** Stored data **
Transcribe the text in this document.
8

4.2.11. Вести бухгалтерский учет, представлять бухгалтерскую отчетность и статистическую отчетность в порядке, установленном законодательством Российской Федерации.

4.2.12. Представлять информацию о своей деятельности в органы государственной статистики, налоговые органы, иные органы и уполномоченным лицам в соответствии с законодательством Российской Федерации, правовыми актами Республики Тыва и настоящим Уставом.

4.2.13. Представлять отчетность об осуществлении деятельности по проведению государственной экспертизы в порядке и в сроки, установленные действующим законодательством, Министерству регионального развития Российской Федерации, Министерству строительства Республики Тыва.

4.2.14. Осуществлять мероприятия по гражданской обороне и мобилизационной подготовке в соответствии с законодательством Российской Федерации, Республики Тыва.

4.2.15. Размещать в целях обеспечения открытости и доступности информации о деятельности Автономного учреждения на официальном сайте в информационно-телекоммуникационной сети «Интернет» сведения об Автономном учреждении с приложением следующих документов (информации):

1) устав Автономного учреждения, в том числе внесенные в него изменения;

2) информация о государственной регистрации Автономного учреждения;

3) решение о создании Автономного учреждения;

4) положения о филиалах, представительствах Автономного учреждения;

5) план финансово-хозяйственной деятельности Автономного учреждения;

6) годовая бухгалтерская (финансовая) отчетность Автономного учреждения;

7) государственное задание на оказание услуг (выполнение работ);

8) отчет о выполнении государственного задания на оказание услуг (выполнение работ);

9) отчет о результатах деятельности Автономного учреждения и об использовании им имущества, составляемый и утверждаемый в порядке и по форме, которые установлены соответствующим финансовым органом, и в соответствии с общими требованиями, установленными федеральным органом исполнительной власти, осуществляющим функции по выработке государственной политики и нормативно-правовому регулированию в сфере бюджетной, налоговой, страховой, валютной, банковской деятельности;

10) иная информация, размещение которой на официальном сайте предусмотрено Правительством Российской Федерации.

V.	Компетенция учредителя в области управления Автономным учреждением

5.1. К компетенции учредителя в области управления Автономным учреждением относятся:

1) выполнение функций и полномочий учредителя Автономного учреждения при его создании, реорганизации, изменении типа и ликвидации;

** Task prompt **
Copy all lines from the data that hold the word "Федерации".

** Full response **
4.2.11. Вести бухгалтерский учет, представлять бухгалтерскую отчетность и статистическую отчетность в порядке, установленном законодательством Российской Федерации.
4.2.12. Представлять информацию о своей деятельности в органы государственной статистики, налоговые органы, иные органы и уполномоченным лицам в соответствии с законодательством Российской Федерации, правовыми актами Республики Тыва и настоящим Уставом.
4.2.13. Представлять отчетность об осуществлении деятельности по проведению государственной экспертизы в порядке и в сроки, установленные действующим законодательством, Министерству регионального развития Российской Федерации, Министерству строительства Республики Тыва.
4.2.14. Осуществлять мероприятия по гражданской обороне и мобилизационной подготовке в соответствии с законодательством Российской Федерации, Республики Тыва.
10) иная информация, размещение которой на официальном сайте предусмотрено Правительством Российской Федерации.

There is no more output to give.